Working data:
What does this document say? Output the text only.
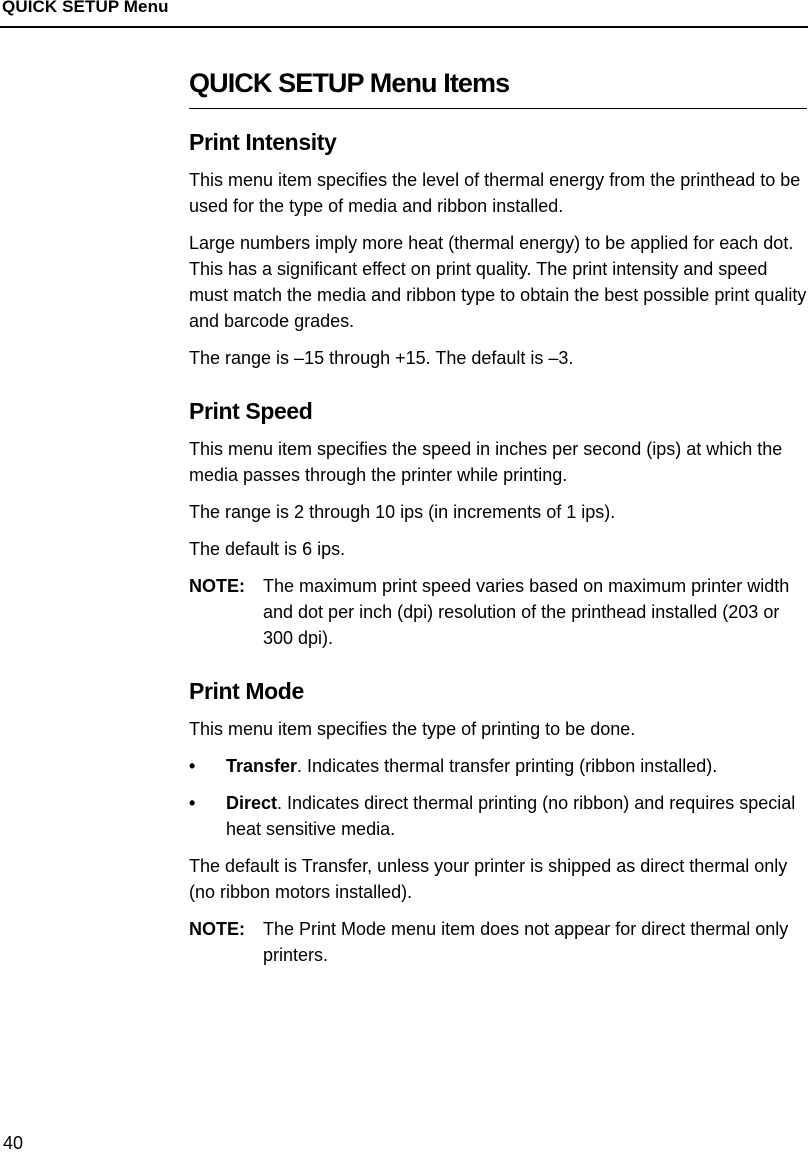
QUICK SETUP Menu
QUICK SETUP Menu Items
Print Intensity

This menu item specifies the level of thermal energy from the printhead to be used for the type of media and ribbon installed.

Large numbers imply more heat (thermal energy) to be applied for each dot. This has a significant effect on print quality. The print intensity and speed must match the media and ribbon type to obtain the best possible print quality and barcode grades.

The range is –15 through +15. The default is –3.

Print Speed

This menu item specifies the speed in inches per second (ips) at which the media passes through the printer while printing.

The range is 2 through 10 ips (in increments of 1 ips).

The default is 6 ips.

NOTE:	The maximum print speed varies based on maximum printer width and dot per inch (dpi) resolution of the printhead installed (203 or 300 dpi).
Print Mode

This menu item specifies the type of printing to be done.

•	Transfer. Indicates thermal transfer printing (ribbon installed).
•	Direct. Indicates direct thermal printing (no ribbon) and requires special heat sensitive media.

The default is Transfer, unless your printer is shipped as direct thermal only (no ribbon motors installed).

NOTE:	The Print Mode menu item does not appear for direct thermal only printers.
40
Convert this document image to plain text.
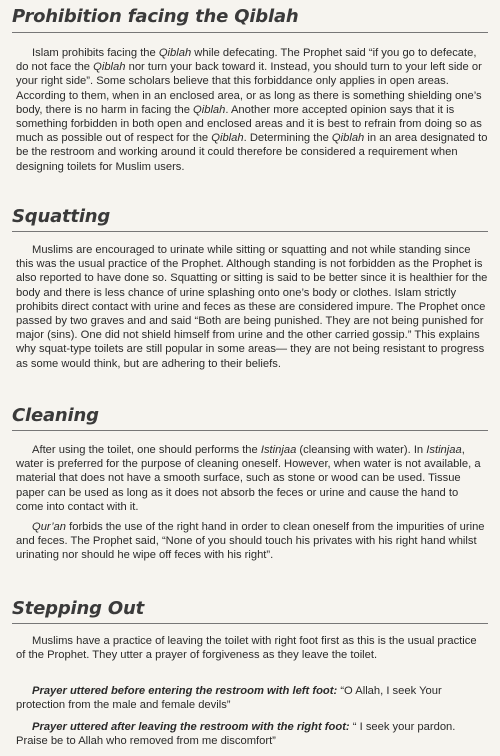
Prohibition facing the Qiblah

Islam prohibits facing the Qiblah while defecating. The Prophet said “if you go to defecate, do not face the Qiblah nor turn your back toward it. Instead, you should turn to your left side or your right side”. Some scholars believe that this forbiddance only applies in open areas. According to them, when in an enclosed area, or as long as there is something shielding one’s body, there is no harm in facing the Qiblah. Another more accepted opinion says that it is something forbidden in both open and enclosed areas and it is best to refrain from doing so as much as possible out of respect for the Qiblah. Determining the Qiblah in an area designated to be the restroom and working around it could therefore be considered a requirement when designing toilets for Muslim users.

Squatting

Muslims are encouraged to urinate while sitting or squatting and not while standing since this was the usual practice of the Prophet. Although standing is not forbidden as the Prophet is also reported to have done so. Squatting or sitting is said to be better since it is healthier for the body and there is less chance of urine splashing onto one’s body or clothes. Islam strictly prohibits direct contact with urine and feces as these are considered impure. The Prophet once passed by two graves and and said “Both are being punished. They are not being punished for major (sins). One did not shield himself from urine and the other carried gossip.” This explains why squat-type toilets are still popular in some areas— they are not being resistant to progress as some would think, but are adhering to their beliefs.

Cleaning

After using the toilet, one should performs the Istinjaa (cleansing with water). In Istinjaa, water is preferred for the purpose of cleaning oneself. However, when water is not available, a material that does not have a smooth surface, such as stone or wood can be used. Tissue paper can be used as long as it does not absorb the feces or urine and cause the hand to come into contact with it.

Qur’an forbids the use of the right hand in order to clean oneself from the impurities of urine and feces. The Prophet said, “None of you should touch his privates with his right hand whilst urinating nor should he wipe off feces with his right”.

Stepping Out

Muslims have a practice of leaving the toilet with right foot first as this is the usual practice of the Prophet. They utter a prayer of forgiveness as they leave the toilet.

Prayer uttered before entering the restroom with left foot: “O Allah, I seek Your protection from the male and female devils”

Prayer uttered after leaving the restroom with the right foot: “ I seek your pardon. Praise be to Allah who removed from me discomfort”
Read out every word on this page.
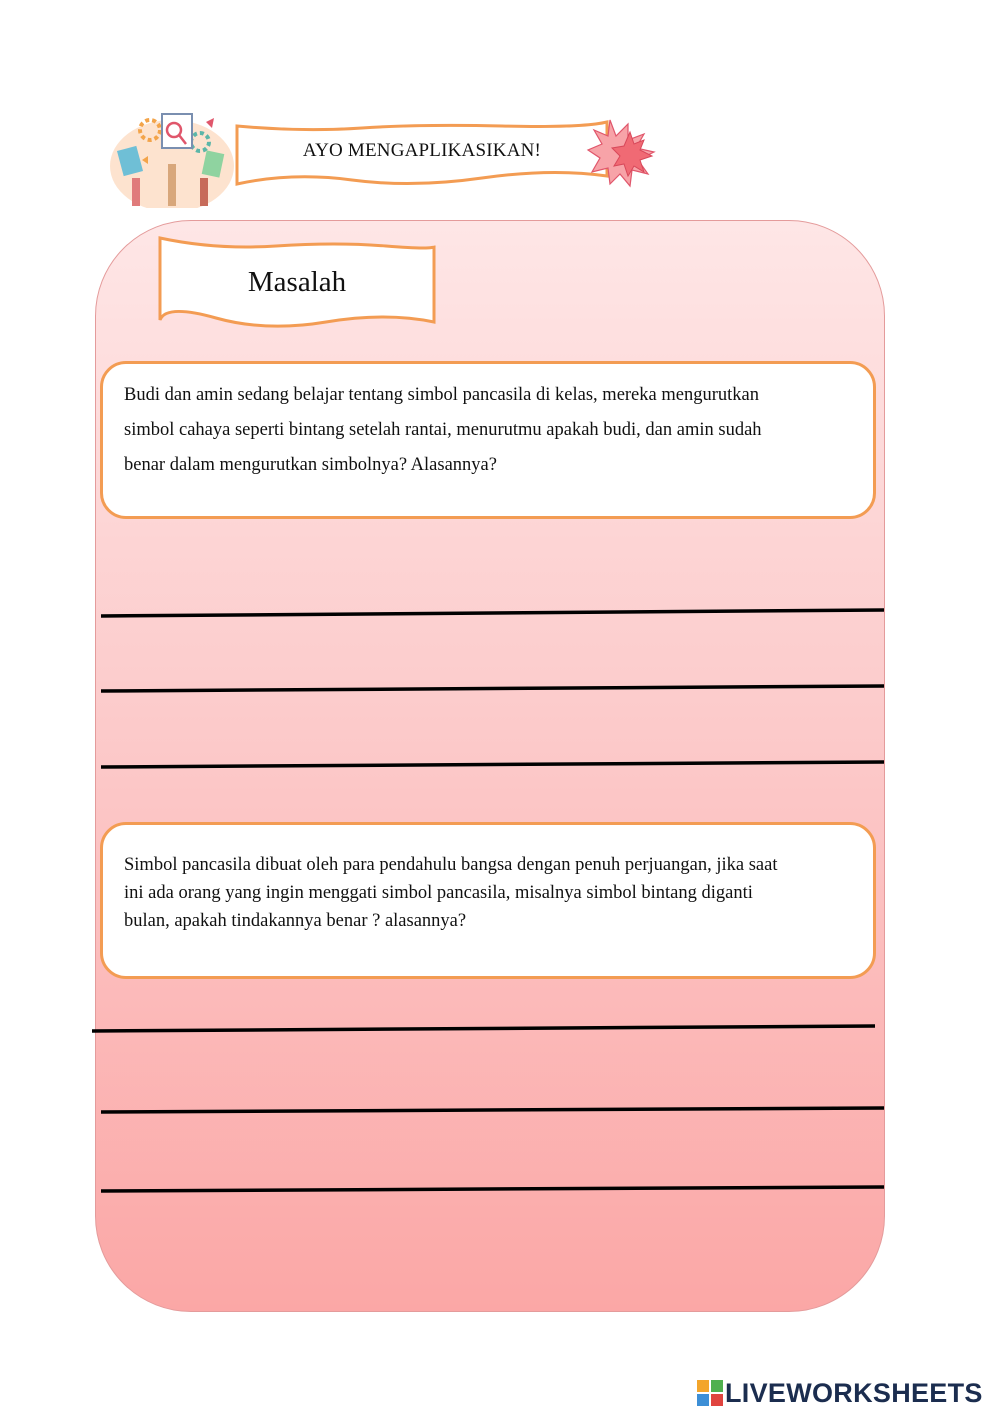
AYO MENGAPLIKASIKAN!
Masalah
Budi dan amin sedang belajar tentang simbol pancasila di kelas, mereka mengurutkan
simbol cahaya seperti bintang setelah rantai, menurutmu apakah budi, dan amin sudah
benar dalam mengurutkan simbolnya? Alasannya?
Simbol pancasila dibuat oleh para pendahulu bangsa dengan penuh perjuangan, jika saat
ini ada orang yang ingin menggati simbol pancasila, misalnya simbol bintang diganti
bulan, apakah tindakannya benar ? alasannya?
LIVEWORKSHEETS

Written exercise: Reproduce the listing above exactly, excluding all pictures.

Problem solution:
What does this document say? Output the text only.
QUICK SETUP Menu
QUICK SETUP Menu Items
Print Intensity

This menu item specifies the level of thermal energy from the printhead to be used for the type of media and ribbon installed.

Large numbers imply more heat (thermal energy) to be applied for each dot. This has a significant effect on print quality. The print intensity and speed must match the media and ribbon type to obtain the best possible print quality and barcode grades.

The range is –15 through +15. The default is –3.

Print Speed

This menu item specifies the speed in inches per second (ips) at which the media passes through the printer while printing.

The range is 2 through 10 ips (in increments of 1 ips).

The default is 6 ips.

NOTE:	The maximum print speed varies based on maximum printer width and dot per inch (dpi) resolution of the printhead installed (203 or 300 dpi).
Print Mode

This menu item specifies the type of printing to be done.

•	Transfer. Indicates thermal transfer printing (ribbon installed).
•	Direct. Indicates direct thermal printing (no ribbon) and requires special heat sensitive media.

The default is Transfer, unless your printer is shipped as direct thermal only (no ribbon motors installed).

NOTE:	The Print Mode menu item does not appear for direct thermal only printers.
40
Convert this document image to plain text.
Prohibition facing the Qiblah

Islam prohibits facing the Qiblah while defecating. The Prophet said “if you go to defecate, do not face the Qiblah nor turn your back toward it. Instead, you should turn to your left side or your right side”. Some scholars believe that this forbiddance only applies in open areas. According to them, when in an enclosed area, or as long as there is something shielding one’s body, there is no harm in facing the Qiblah. Another more accepted opinion says that it is something forbidden in both open and enclosed areas and it is best to refrain from doing so as much as possible out of respect for the Qiblah. Determining the Qiblah in an area designated to be the restroom and working around it could therefore be considered a requirement when designing toilets for Muslim users.

Squatting

Muslims are encouraged to urinate while sitting or squatting and not while standing since this was the usual practice of the Prophet. Although standing is not forbidden as the Prophet is also reported to have done so. Squatting or sitting is said to be better since it is healthier for the body and there is less chance of urine splashing onto one’s body or clothes. Islam strictly prohibits direct contact with urine and feces as these are considered impure. The Prophet once passed by two graves and and said “Both are being punished. They are not being punished for major (sins). One did not shield himself from urine and the other carried gossip.” This explains why squat-type toilets are still popular in some areas— they are not being resistant to progress as some would think, but are adhering to their beliefs.

Cleaning

After using the toilet, one should performs the Istinjaa (cleansing with water). In Istinjaa, water is preferred for the purpose of cleaning oneself. However, when water is not available, a material that does not have a smooth surface, such as stone or wood can be used. Tissue paper can be used as long as it does not absorb the feces or urine and cause the hand to come into contact with it.

Qur’an forbids the use of the right hand in order to clean oneself from the impurities of urine and feces. The Prophet said, “None of you should touch his privates with his right hand whilst urinating nor should he wipe off feces with his right”.

Stepping Out

Muslims have a practice of leaving the toilet with right foot first as this is the usual practice of the Prophet. They utter a prayer of forgiveness as they leave the toilet.

Prayer uttered before entering the restroom with left foot: “O Allah, I seek Your protection from the male and female devils”

Prayer uttered after leaving the restroom with the right foot: “ I seek your pardon. Praise be to Allah who removed from me discomfort”
Read out every word on this page.
AYO MENGAPLIKASIKAN!
Masalah
Budi dan amin sedang belajar tentang simbol pancasila di kelas, mereka mengurutkan
simbol cahaya seperti bintang setelah rantai, menurutmu apakah budi, dan amin sudah
benar dalam mengurutkan simbolnya? Alasannya?
Simbol pancasila dibuat oleh para pendahulu bangsa dengan penuh perjuangan, jika saat
ini ada orang yang ingin menggati simbol pancasila, misalnya simbol bintang diganti
bulan, apakah tindakannya benar ? alasannya?
LIVEWORKSHEETS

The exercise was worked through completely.